◆ Problem statement
Repeat the material verbatim and drop the pictures.

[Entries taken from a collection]
..........
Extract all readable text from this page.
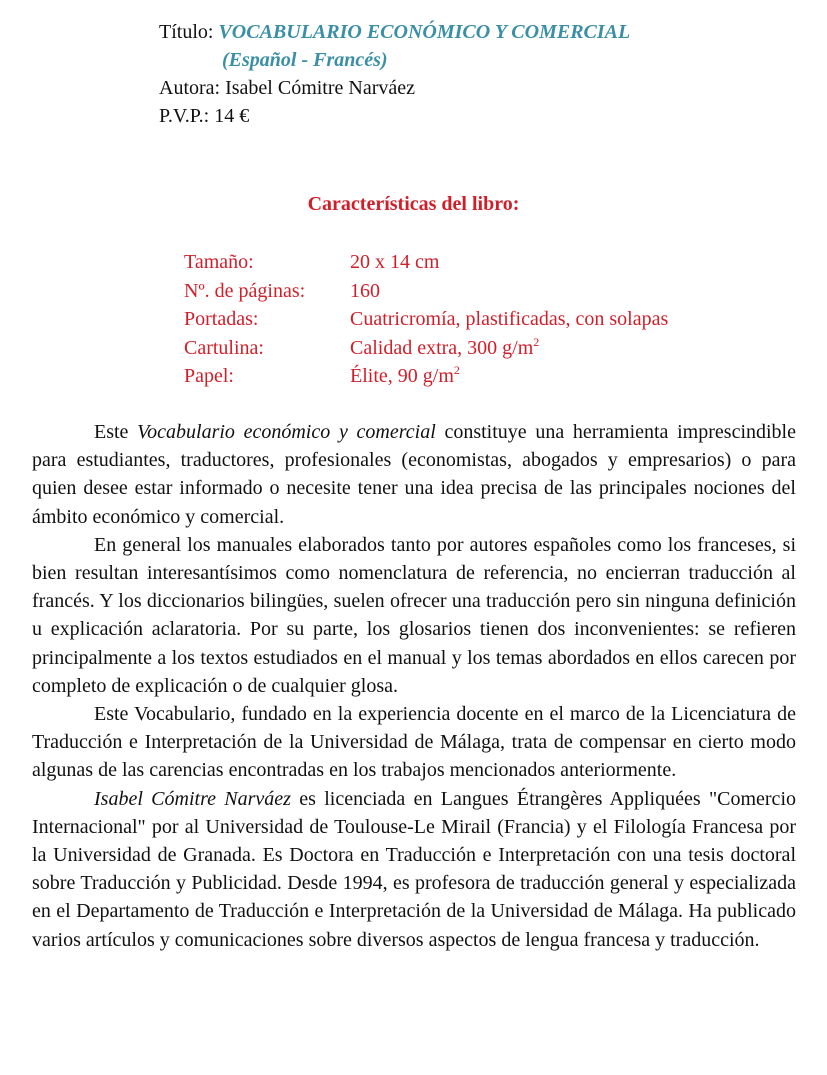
Título: VOCABULARIO ECONÓMICO Y COMERCIAL
(Español - Francés)
Autora: Isabel Cómitre Narváez
P.V.P.: 14 €
Características del libro:
Tamaño:	20 x 14 cm
Nº. de páginas:	160
Portadas:	Cuatricromía, plastificadas, con solapas
Cartulina:	Calidad extra, 300 $g/m^2$
Papel:	Élite, 90 $g/m^2$

Este Vocabulario económico y comercial constituye una herramienta imprescindible para estudiantes, traductores, profesionales (economistas, abogados y empresarios) o para quien desee estar informado o necesite tener una idea precisa de las principales nociones del ámbito económico y comercial.

En general los manuales elaborados tanto por autores españoles como los franceses, si bien resultan interesantísimos como nomenclatura de referencia, no encierran traducción al francés. Y los diccionarios bilingües, suelen ofrecer una traducción pero sin ninguna definición u explicación aclaratoria. Por su parte, los glosarios tienen dos inconvenientes: se refieren principalmente a los textos estudiados en el manual y los temas abordados en ellos carecen por completo de explicación o de cualquier glosa.

Este Vocabulario, fundado en la experiencia docente en el marco de la Licenciatura de Traducción e Interpretación de la Universidad de Málaga, trata de compensar en cierto modo algunas de las carencias encontradas en los trabajos mencionados anteriormente.

Isabel Cómitre Narváez es licenciada en Langues Étrangères Appliquées "Comercio Internacional" por al Universidad de Toulouse-Le Mirail (Francia) y el Filología Francesa por la Universidad de Granada. Es Doctora en Traducción e Interpretación con una tesis doctoral sobre Traducción y Publicidad. Desde 1994, es profesora de traducción general y especializada en el Departamento de Traducción e Interpretación de la Universidad de Málaga. Ha publicado varios artículos y comunicaciones sobre diversos aspectos de lengua francesa y traducción.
..........
◆ Written response
Extract all readable text from this page.
Título: VOCABULARIO ECONÓMICO Y COMERCIAL
(Español - Francés)
Autora: Isabel Cómitre Narváez
P.V.P.: 14 €
Características del libro:
Tamaño:	20 x 14 cm
Nº. de páginas:	160
Portadas:	Cuatricromía, plastificadas, con solapas
Cartulina:	Calidad extra, 300 $g/m^2$
Papel:	Élite, 90 $g/m^2$

Este Vocabulario económico y comercial constituye una herramienta imprescindible para estudiantes, traductores, profesionales (economistas, abogados y empresarios) o para quien desee estar informado o necesite tener una idea precisa de las principales nociones del ámbito económico y comercial.

En general los manuales elaborados tanto por autores españoles como los franceses, si bien resultan interesantísimos como nomenclatura de referencia, no encierran traducción al francés. Y los diccionarios bilingües, suelen ofrecer una traducción pero sin ninguna definición u explicación aclaratoria. Por su parte, los glosarios tienen dos inconvenientes: se refieren principalmente a los textos estudiados en el manual y los temas abordados en ellos carecen por completo de explicación o de cualquier glosa.

Este Vocabulario, fundado en la experiencia docente en el marco de la Licenciatura de Traducción e Interpretación de la Universidad de Málaga, trata de compensar en cierto modo algunas de las carencias encontradas en los trabajos mencionados anteriormente.

Isabel Cómitre Narváez es licenciada en Langues Étrangères Appliquées "Comercio Internacional" por al Universidad de Toulouse-Le Mirail (Francia) y el Filología Francesa por la Universidad de Granada. Es Doctora en Traducción e Interpretación con una tesis doctoral sobre Traducción y Publicidad. Desde 1994, es profesora de traducción general y especializada en el Departamento de Traducción e Interpretación de la Universidad de Málaga. Ha publicado varios artículos y comunicaciones sobre diversos aspectos de lengua francesa y traducción.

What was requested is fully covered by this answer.